Data shown —

* Start *

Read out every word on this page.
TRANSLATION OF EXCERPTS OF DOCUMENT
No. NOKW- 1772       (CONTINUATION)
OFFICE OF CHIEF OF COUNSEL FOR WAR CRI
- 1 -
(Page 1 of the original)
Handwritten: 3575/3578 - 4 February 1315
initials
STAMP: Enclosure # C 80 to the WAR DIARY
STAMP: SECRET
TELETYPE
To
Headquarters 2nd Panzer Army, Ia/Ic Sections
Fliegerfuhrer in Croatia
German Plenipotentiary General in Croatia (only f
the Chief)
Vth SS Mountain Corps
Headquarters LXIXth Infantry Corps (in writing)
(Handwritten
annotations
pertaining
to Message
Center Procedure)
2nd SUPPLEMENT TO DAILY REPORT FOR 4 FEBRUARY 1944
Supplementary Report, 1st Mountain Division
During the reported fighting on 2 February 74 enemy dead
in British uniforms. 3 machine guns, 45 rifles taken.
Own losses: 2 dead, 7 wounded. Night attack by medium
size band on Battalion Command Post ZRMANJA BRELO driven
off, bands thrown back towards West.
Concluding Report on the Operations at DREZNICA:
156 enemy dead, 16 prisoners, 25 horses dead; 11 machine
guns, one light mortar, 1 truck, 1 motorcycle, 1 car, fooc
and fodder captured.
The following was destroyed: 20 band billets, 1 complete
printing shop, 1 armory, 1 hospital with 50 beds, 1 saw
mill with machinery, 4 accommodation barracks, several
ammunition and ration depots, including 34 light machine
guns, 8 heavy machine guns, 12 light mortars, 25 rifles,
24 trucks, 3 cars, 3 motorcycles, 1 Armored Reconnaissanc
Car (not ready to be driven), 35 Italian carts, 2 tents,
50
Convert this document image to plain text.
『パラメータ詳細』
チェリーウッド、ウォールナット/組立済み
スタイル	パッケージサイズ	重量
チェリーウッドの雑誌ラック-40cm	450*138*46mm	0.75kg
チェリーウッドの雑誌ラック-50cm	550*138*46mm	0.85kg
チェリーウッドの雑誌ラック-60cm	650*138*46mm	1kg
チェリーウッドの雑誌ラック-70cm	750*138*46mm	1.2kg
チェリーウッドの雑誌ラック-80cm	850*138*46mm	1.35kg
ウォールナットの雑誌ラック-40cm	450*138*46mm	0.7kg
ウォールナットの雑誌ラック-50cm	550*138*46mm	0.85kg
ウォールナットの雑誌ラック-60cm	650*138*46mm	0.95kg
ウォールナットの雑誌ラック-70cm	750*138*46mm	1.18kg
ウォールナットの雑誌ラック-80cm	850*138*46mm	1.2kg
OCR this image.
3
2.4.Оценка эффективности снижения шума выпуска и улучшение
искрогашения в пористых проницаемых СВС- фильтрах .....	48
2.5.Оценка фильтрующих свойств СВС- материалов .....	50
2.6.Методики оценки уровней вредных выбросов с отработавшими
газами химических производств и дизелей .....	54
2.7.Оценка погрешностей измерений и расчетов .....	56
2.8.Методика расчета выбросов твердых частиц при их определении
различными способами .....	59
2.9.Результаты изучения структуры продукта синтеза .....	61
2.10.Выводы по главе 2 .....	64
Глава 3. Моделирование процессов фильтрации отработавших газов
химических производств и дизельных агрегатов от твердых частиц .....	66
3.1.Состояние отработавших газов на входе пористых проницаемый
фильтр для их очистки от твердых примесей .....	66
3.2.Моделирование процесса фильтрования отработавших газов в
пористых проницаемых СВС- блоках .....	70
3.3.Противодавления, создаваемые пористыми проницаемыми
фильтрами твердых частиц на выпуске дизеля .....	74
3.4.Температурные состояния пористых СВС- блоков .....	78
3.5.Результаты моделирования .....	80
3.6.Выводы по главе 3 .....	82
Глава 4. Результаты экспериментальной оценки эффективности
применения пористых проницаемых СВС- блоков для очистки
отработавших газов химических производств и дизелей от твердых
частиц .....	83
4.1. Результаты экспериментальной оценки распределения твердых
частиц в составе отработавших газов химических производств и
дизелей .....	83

* End *

Short exercise — Copy the material above back out, exactly as written.

Exercise answer —
Read out every word on this page.
TRANSLATION OF EXCERPTS OF DOCUMENT
No. NOKW- 1772       (CONTINUATION)
OFFICE OF CHIEF OF COUNSEL FOR WAR CRI
- 1 -
(Page 1 of the original)
Handwritten: 3575/3578 - 4 February 1315
initials
STAMP: Enclosure # C 80 to the WAR DIARY
STAMP: SECRET
TELETYPE
To
Headquarters 2nd Panzer Army, Ia/Ic Sections
Fliegerfuhrer in Croatia
German Plenipotentiary General in Croatia (only f
the Chief)
Vth SS Mountain Corps
Headquarters LXIXth Infantry Corps (in writing)
(Handwritten
annotations
pertaining
to Message
Center Procedure)
2nd SUPPLEMENT TO DAILY REPORT FOR 4 FEBRUARY 1944
Supplementary Report, 1st Mountain Division
During the reported fighting on 2 February 74 enemy dead
in British uniforms. 3 machine guns, 45 rifles taken.
Own losses: 2 dead, 7 wounded. Night attack by medium
size band on Battalion Command Post ZRMANJA BRELO driven
off, bands thrown back towards West.
Concluding Report on the Operations at DREZNICA:
156 enemy dead, 16 prisoners, 25 horses dead; 11 machine
guns, one light mortar, 1 truck, 1 motorcycle, 1 car, fooc
and fodder captured.
The following was destroyed: 20 band billets, 1 complete
printing shop, 1 armory, 1 hospital with 50 beds, 1 saw
mill with machinery, 4 accommodation barracks, several
ammunition and ration depots, including 34 light machine
guns, 8 heavy machine guns, 12 light mortars, 25 rifles,
24 trucks, 3 cars, 3 motorcycles, 1 Armored Reconnaissanc
Car (not ready to be driven), 35 Italian carts, 2 tents,
50
Convert this document image to plain text.
『パラメータ詳細』
チェリーウッド、ウォールナット/組立済み
スタイル	パッケージサイズ	重量
チェリーウッドの雑誌ラック-40cm	450*138*46mm	0.75kg
チェリーウッドの雑誌ラック-50cm	550*138*46mm	0.85kg
チェリーウッドの雑誌ラック-60cm	650*138*46mm	1kg
チェリーウッドの雑誌ラック-70cm	750*138*46mm	1.2kg
チェリーウッドの雑誌ラック-80cm	850*138*46mm	1.35kg
ウォールナットの雑誌ラック-40cm	450*138*46mm	0.7kg
ウォールナットの雑誌ラック-50cm	550*138*46mm	0.85kg
ウォールナットの雑誌ラック-60cm	650*138*46mm	0.95kg
ウォールナットの雑誌ラック-70cm	750*138*46mm	1.18kg
ウォールナットの雑誌ラック-80cm	850*138*46mm	1.2kg
OCR this image.
3
2.4.Оценка эффективности снижения шума выпуска и улучшение
искрогашения в пористых проницаемых СВС- фильтрах .....	48
2.5.Оценка фильтрующих свойств СВС- материалов .....	50
2.6.Методики оценки уровней вредных выбросов с отработавшими
газами химических производств и дизелей .....	54
2.7.Оценка погрешностей измерений и расчетов .....	56
2.8.Методика расчета выбросов твердых частиц при их определении
различными способами .....	59
2.9.Результаты изучения структуры продукта синтеза .....	61
2.10.Выводы по главе 2 .....	64
Глава 3. Моделирование процессов фильтрации отработавших газов
химических производств и дизельных агрегатов от твердых частиц .....	66
3.1.Состояние отработавших газов на входе пористых проницаемый
фильтр для их очистки от твердых примесей .....	66
3.2.Моделирование процесса фильтрования отработавших газов в
пористых проницаемых СВС- блоках .....	70
3.3.Противодавления, создаваемые пористыми проницаемыми
фильтрами твердых частиц на выпуске дизеля .....	74
3.4.Температурные состояния пористых СВС- блоков .....	78
3.5.Результаты моделирования .....	80
3.6.Выводы по главе 3 .....	82
Глава 4. Результаты экспериментальной оценки эффективности
применения пористых проницаемых СВС- блоков для очистки
отработавших газов химических производств и дизелей от твердых
частиц .....	83
4.1. Результаты экспериментальной оценки распределения твердых
частиц в составе отработавших газов химических производств и
дизелей .....	83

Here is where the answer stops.